(Records contained in a dataset)
◆ ◆ ◆ ◆ ◆ ◆ ◆

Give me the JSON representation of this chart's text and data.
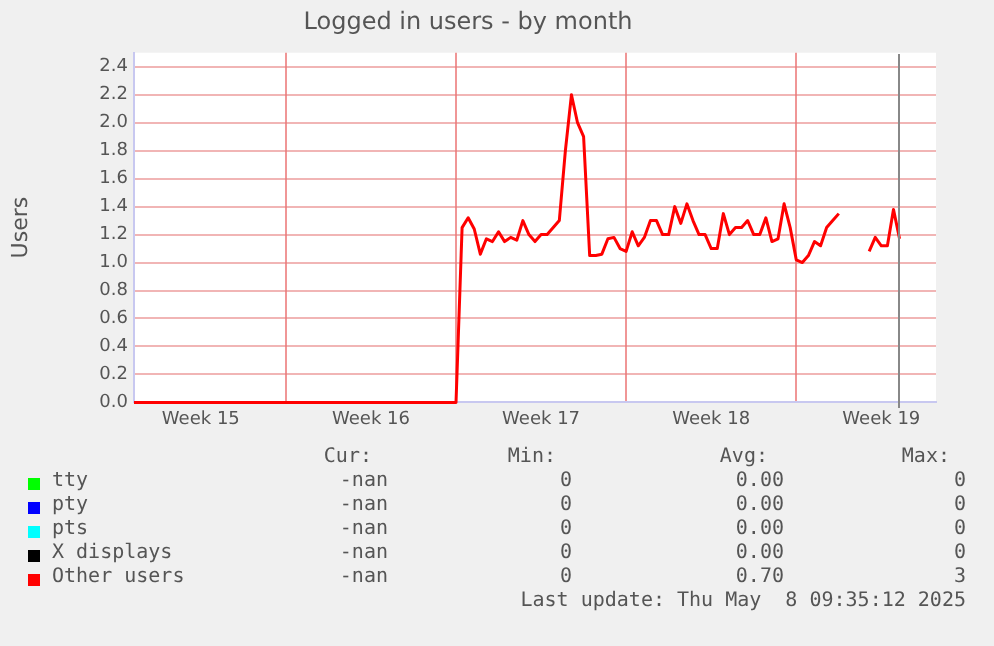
{
  "chart_data": {
    "type": "line",
    "title": "Logged in users - by month",
    "ylabel": "Users",
    "categories": [
      null,
      null,
      null,
      null,
      null,
      null,
      null,
      null,
      null,
      null,
      null,
      "Week 15",
      null,
      null,
      null,
      null,
      null,
      null,
      null,
      null,
      null,
      null,
      null,
      null,
      null,
      null,
      null,
      null,
      null,
      null,
      null,
      null,
      null,
      null,
      null,
      null,
      null,
      null,
      null,
      "Week 16",
      null,
      null,
      null,
      null,
      null,
      null,
      null,
      null,
      null,
      null,
      null,
      null,
      null,
      null,
      null,
      null,
      null,
      null,
      null,
      null,
      null,
      null,
      null,
      null,
      null,
      null,
      null,
      "Week 17",
      null,
      null,
      null,
      null,
      null,
      null,
      null,
      null,
      null,
      null,
      null,
      null,
      null,
      null,
      null,
      null,
      null,
      null,
      null,
      null,
      null,
      null,
      null,
      null,
      null,
      null,
      null,
      "Week 18",
      null,
      null,
      null,
      null,
      null,
      null,
      null,
      null,
      null,
      null,
      null,
      null,
      null,
      null,
      null,
      null,
      null,
      null,
      null,
      null,
      null,
      null,
      null,
      null,
      null,
      null,
      null,
      "Week 19",
      null,
      null,
      null,
      null,
      null,
      null,
      null,
      null,
      null
    ],
    "ylim": [
      0,
      2.5
    ],
    "yticks": [
      {
        "value": 0,
        "label": "0.0"
      },
      0.2,
      0.4,
      0.6,
      0.8,
      {
        "value": 1,
        "label": "1.0"
      },
      1.2,
      1.4,
      1.6,
      1.8,
      {
        "value": 2,
        "label": "2.0"
      },
      2.2,
      2.4
    ],
    "grid": true,
    "legend": "bottom",
    "line_style": "solid",
    "marker": "none",
    "series": [
      {
        "name": "tty",
        "color": "#00ff00",
        "values": [
          null,
          null,
          null,
          null,
          null,
          null,
          null,
          null,
          null,
          null,
          null,
          null,
          null,
          null,
          null,
          null,
          null,
          null,
          null,
          null,
          null,
          null,
          null,
          null,
          null,
          null,
          null,
          null,
          null,
          null,
          null,
          null,
          null,
          null,
          null,
          null,
          null,
          null,
          null,
          null,
          null,
          null,
          null,
          null,
          null,
          null,
          null,
          null,
          null,
          null,
          null,
          null,
          null,
          null,
          null,
          null,
          null,
          null,
          null,
          null,
          null,
          null,
          null,
          null,
          null,
          null,
          null,
          null,
          null,
          null,
          null,
          null,
          null,
          null,
          null,
          null,
          null,
          null,
          null,
          null,
          null,
          null,
          null,
          null,
          null,
          null,
          null,
          null,
          null,
          null,
          null,
          null,
          null,
          null,
          null,
          null,
          null,
          null,
          null,
          null,
          null,
          null,
          null,
          null,
          null,
          null,
          null,
          null,
          null,
          null,
          null,
          null,
          null,
          null,
          null,
          null,
          null,
          null,
          null,
          null,
          null,
          null,
          null,
          null,
          null,
          null,
          null,
          null,
          null,
          null,
          null,
          null,
          null
        ]
      },
      {
        "name": "pty",
        "color": "#0000ff",
        "values": [
          null,
          null,
          null,
          null,
          null,
          null,
          null,
          null,
          null,
          null,
          null,
          null,
          null,
          null,
          null,
          null,
          null,
          null,
          null,
          null,
          null,
          null,
          null,
          null,
          null,
          null,
          null,
          null,
          null,
          null,
          null,
          null,
          null,
          null,
          null,
          null,
          null,
          null,
          null,
          null,
          null,
          null,
          null,
          null,
          null,
          null,
          null,
          null,
          null,
          null,
          null,
          null,
          null,
          null,
          null,
          null,
          null,
          null,
          null,
          null,
          null,
          null,
          null,
          null,
          null,
          null,
          null,
          null,
          null,
          null,
          null,
          null,
          null,
          null,
          null,
          null,
          null,
          null,
          null,
          null,
          null,
          null,
          null,
          null,
          null,
          null,
          null,
          null,
          null,
          null,
          null,
          null,
          null,
          null,
          null,
          null,
          null,
          null,
          null,
          null,
          null,
          null,
          null,
          null,
          null,
          null,
          null,
          null,
          null,
          null,
          null,
          null,
          null,
          null,
          null,
          null,
          null,
          null,
          null,
          null,
          null,
          null,
          null,
          null,
          null,
          null,
          null,
          null,
          null,
          null,
          null,
          null,
          null
        ]
      },
      {
        "name": "pts",
        "color": "#00ffff",
        "values": [
          null,
          null,
          null,
          null,
          null,
          null,
          null,
          null,
          null,
          null,
          null,
          null,
          null,
          null,
          null,
          null,
          null,
          null,
          null,
          null,
          null,
          null,
          null,
          null,
          null,
          null,
          null,
          null,
          null,
          null,
          null,
          null,
          null,
          null,
          null,
          null,
          null,
          null,
          null,
          null,
          null,
          null,
          null,
          null,
          null,
          null,
          null,
          null,
          null,
          null,
          null,
          null,
          null,
          null,
          null,
          null,
          null,
          null,
          null,
          null,
          null,
          null,
          null,
          null,
          null,
          null,
          null,
          null,
          null,
          null,
          null,
          null,
          null,
          null,
          null,
          null,
          null,
          null,
          null,
          null,
          null,
          null,
          null,
          null,
          null,
          null,
          null,
          null,
          null,
          null,
          null,
          null,
          null,
          null,
          null,
          null,
          null,
          null,
          null,
          null,
          null,
          null,
          null,
          null,
          null,
          null,
          null,
          null,
          null,
          null,
          null,
          null,
          null,
          null,
          null,
          null,
          null,
          null,
          null,
          null,
          null,
          null,
          null,
          null,
          null,
          null,
          null,
          null,
          null,
          null,
          null,
          null,
          null
        ]
      },
      {
        "name": "X displays",
        "color": "#000000",
        "values": [
          null,
          null,
          null,
          null,
          null,
          null,
          null,
          null,
          null,
          null,
          null,
          null,
          null,
          null,
          null,
          null,
          null,
          null,
          null,
          null,
          null,
          null,
          null,
          null,
          null,
          null,
          null,
          null,
          null,
          null,
          null,
          null,
          null,
          null,
          null,
          null,
          null,
          null,
          null,
          null,
          null,
          null,
          null,
          null,
          null,
          null,
          null,
          null,
          null,
          null,
          null,
          null,
          null,
          null,
          null,
          null,
          null,
          null,
          null,
          null,
          null,
          null,
          null,
          null,
          null,
          null,
          null,
          null,
          null,
          null,
          null,
          null,
          null,
          null,
          null,
          null,
          null,
          null,
          null,
          null,
          null,
          null,
          null,
          null,
          null,
          null,
          null,
          null,
          null,
          null,
          null,
          null,
          null,
          null,
          null,
          null,
          null,
          null,
          null,
          null,
          null,
          null,
          null,
          null,
          null,
          null,
          null,
          null,
          null,
          null,
          null,
          null,
          null,
          null,
          null,
          null,
          null,
          null,
          null,
          null,
          null,
          null,
          null,
          null,
          null,
          null,
          null,
          null,
          null,
          null,
          null,
          null,
          null
        ]
      },
      {
        "name": "Other users",
        "color": "#ff0000",
        "values": [
          0,
          0,
          0,
          0,
          0,
          0,
          0,
          0,
          0,
          0,
          0,
          0,
          0,
          0,
          0,
          0,
          0,
          0,
          0,
          0,
          0,
          0,
          0,
          0,
          0,
          0,
          0,
          0,
          0,
          0,
          0,
          0,
          0,
          0,
          0,
          0,
          0,
          0,
          0,
          0,
          0,
          0,
          0,
          0,
          0,
          0,
          0,
          0,
          0,
          0,
          0,
          0,
          0,
          0,
          1.25,
          1.32,
          1.24,
          1.06,
          1.17,
          1.15,
          1.22,
          1.15,
          1.18,
          1.16,
          1.3,
          1.2,
          1.15,
          1.2,
          1.2,
          1.25,
          1.3,
          1.8,
          2.2,
          2.0,
          1.9,
          1.05,
          1.05,
          1.06,
          1.17,
          1.18,
          1.1,
          1.08,
          1.22,
          1.12,
          1.18,
          1.3,
          1.3,
          1.2,
          1.2,
          1.4,
          1.28,
          1.42,
          1.3,
          1.2,
          1.2,
          1.1,
          1.1,
          1.35,
          1.2,
          1.25,
          1.25,
          1.3,
          1.2,
          1.2,
          1.32,
          1.15,
          1.17,
          1.42,
          1.25,
          1.02,
          1.0,
          1.05,
          1.15,
          1.12,
          1.25,
          1.3,
          1.35,
          null,
          null,
          null,
          null,
          1.08,
          1.18,
          1.12,
          1.12,
          1.38,
          1.17,
          null,
          null,
          null,
          null,
          null,
          null
        ]
      }
    ],
    "annotations": [
      "Cur:",
      "Min:",
      "Avg:",
      "Max:",
      "-nan",
      "0",
      "0.00",
      "0",
      "-nan",
      "0",
      "0.00",
      "0",
      "-nan",
      "0",
      "0.00",
      "0",
      "-nan",
      "0",
      "0.00",
      "0",
      "-nan",
      "0",
      "0.70",
      "3",
      "Last update: Thu May  8 09:35:12 2025"
    ]
  }
}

◆ ◆ ◆ ◆ ◆ ◆ ◆

Aim:
Say how many lines in the entries contain the string "Week", and leave out everything else.

Solution to this exercise:
5